_To be done_: Reproduce each line of the listing exactly.

_Available records_:
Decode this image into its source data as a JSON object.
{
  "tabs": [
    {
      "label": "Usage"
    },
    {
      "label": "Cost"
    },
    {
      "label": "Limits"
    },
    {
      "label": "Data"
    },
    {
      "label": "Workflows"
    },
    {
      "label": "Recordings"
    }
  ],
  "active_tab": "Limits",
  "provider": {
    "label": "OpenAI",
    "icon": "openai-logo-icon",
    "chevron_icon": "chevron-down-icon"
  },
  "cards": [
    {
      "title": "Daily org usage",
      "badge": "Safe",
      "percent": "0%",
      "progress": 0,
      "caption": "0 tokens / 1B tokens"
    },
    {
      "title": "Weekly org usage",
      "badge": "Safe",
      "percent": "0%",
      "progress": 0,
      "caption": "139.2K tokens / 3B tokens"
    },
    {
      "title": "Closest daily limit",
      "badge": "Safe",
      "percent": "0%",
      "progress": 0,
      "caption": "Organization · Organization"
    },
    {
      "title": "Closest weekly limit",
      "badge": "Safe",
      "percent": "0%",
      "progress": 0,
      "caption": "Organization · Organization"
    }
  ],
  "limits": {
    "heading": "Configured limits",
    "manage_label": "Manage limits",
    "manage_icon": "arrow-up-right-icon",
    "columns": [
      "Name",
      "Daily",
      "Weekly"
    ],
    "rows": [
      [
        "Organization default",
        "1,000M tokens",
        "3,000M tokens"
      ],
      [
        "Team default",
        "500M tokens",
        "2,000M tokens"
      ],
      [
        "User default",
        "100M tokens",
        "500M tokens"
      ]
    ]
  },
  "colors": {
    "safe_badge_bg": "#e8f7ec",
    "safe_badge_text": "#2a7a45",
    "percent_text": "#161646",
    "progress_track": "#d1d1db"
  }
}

_Exercise result_:
Decode this image into its source data as a JSON object.
{
  "tabs": [
    {
      "label": "Usage"
    },
    {
      "label": "Cost"
    },
    {
      "label": "Limits"
    },
    {
      "label": "Data"
    },
    {
      "label": "Workflows"
    },
    {
      "label": "Recordings"
    }
  ],
  "active_tab": "Limits",
  "provider": {
    "label": "OpenAI",
    "icon": "openai-logo-icon",
    "chevron_icon": "chevron-down-icon"
  },
  "cards": [
    {
      "title": "Daily org usage",
      "badge": "Safe",
      "percent": "0%",
      "progress": 0,
      "caption": "0 tokens / 1B tokens"
    },
    {
      "title": "Weekly org usage",
      "badge": "Safe",
      "percent": "0%",
      "progress": 0,
      "caption": "139.2K tokens / 3B tokens"
    },
    {
      "title": "Closest daily limit",
      "badge": "Safe",
      "percent": "0%",
      "progress": 0,
      "caption": "Organization · Organization"
    },
    {
      "title": "Closest weekly limit",
      "badge": "Safe",
      "percent": "0%",
      "progress": 0,
      "caption": "Organization · Organization"
    }
  ],
  "limits": {
    "heading": "Configured limits",
    "manage_label": "Manage limits",
    "manage_icon": "arrow-up-right-icon",
    "columns": [
      "Name",
      "Daily",
      "Weekly"
    ],
    "rows": [
      [
        "Organization default",
        "1,000M tokens",
        "3,000M tokens"
      ],
      [
        "Team default",
        "500M tokens",
        "2,000M tokens"
      ],
      [
        "User default",
        "100M tokens",
        "500M tokens"
      ]
    ]
  },
  "colors": {
    "safe_badge_bg": "#e8f7ec",
    "safe_badge_text": "#2a7a45",
    "percent_text": "#161646",
    "progress_track": "#d1d1db"
  }
}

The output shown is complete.